### [Direction]
Report only the number of lines holding "Agencies".

### [Data for this task]

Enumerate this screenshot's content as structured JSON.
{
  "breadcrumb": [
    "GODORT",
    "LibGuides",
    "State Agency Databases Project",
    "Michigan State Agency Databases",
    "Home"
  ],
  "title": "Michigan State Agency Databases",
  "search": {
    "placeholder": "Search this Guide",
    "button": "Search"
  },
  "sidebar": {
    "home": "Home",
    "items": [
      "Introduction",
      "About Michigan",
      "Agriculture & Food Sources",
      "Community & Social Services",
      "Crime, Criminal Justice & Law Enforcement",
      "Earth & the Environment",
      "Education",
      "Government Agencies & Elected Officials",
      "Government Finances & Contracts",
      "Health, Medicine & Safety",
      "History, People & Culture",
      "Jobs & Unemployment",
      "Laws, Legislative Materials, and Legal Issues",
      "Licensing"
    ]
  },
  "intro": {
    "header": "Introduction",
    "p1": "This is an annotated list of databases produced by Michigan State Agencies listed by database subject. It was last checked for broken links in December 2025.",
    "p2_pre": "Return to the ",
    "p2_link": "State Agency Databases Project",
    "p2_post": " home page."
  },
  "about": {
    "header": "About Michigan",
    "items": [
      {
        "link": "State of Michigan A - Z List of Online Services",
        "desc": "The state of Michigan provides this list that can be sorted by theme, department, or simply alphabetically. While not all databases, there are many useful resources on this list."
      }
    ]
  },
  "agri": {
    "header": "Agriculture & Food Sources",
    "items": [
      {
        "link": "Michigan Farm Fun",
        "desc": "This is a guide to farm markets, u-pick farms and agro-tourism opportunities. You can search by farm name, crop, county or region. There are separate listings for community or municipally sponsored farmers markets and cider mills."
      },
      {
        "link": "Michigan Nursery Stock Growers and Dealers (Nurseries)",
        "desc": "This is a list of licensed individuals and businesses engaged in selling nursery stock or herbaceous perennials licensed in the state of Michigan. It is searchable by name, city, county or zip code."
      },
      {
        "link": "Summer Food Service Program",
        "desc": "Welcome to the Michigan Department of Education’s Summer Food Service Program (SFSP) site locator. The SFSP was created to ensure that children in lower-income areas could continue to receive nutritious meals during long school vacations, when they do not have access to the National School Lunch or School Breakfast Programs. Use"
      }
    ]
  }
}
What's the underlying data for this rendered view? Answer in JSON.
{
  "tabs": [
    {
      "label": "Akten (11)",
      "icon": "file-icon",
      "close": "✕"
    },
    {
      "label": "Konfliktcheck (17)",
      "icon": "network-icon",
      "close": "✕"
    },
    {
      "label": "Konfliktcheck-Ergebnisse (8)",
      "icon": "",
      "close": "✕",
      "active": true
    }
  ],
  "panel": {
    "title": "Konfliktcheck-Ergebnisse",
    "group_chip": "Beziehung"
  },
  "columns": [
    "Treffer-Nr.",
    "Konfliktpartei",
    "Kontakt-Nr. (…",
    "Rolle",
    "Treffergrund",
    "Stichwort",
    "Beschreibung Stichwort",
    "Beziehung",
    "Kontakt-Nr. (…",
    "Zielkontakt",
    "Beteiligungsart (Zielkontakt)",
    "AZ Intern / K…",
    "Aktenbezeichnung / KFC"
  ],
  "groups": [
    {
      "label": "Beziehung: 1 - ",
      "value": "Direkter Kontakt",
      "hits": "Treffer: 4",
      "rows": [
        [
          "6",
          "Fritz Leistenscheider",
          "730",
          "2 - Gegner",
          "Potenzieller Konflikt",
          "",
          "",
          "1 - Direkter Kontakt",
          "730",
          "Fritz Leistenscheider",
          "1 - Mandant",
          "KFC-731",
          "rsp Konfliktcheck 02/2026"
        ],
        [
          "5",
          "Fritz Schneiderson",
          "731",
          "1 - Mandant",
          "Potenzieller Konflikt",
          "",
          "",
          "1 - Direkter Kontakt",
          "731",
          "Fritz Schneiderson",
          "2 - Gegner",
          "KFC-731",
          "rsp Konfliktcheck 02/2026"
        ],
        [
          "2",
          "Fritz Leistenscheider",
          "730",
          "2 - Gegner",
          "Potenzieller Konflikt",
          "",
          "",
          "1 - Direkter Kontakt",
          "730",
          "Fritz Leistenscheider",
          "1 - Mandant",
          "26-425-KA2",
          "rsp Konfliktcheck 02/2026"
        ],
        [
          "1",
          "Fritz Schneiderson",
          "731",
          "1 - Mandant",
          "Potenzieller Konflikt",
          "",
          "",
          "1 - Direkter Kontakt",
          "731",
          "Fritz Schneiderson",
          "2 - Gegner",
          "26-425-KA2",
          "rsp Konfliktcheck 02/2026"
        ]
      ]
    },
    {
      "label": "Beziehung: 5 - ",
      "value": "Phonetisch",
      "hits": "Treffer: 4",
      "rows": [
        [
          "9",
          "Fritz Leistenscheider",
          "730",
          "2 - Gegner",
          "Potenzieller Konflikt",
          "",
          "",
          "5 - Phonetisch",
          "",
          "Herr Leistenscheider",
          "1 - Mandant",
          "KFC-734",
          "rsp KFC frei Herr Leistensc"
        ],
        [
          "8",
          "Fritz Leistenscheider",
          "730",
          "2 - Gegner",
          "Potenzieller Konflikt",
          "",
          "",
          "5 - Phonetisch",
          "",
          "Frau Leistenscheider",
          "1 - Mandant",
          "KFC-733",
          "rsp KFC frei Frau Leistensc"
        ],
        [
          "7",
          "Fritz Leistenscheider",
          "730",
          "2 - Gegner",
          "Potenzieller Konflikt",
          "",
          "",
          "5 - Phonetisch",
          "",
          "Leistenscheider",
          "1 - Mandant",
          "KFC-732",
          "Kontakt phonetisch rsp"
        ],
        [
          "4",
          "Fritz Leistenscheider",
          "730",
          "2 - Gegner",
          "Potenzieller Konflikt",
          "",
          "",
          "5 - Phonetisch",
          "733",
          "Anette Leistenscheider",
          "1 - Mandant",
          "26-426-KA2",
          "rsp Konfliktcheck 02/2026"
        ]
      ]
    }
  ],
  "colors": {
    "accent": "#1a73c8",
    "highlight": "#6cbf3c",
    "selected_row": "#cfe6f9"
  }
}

### [Solution below]
2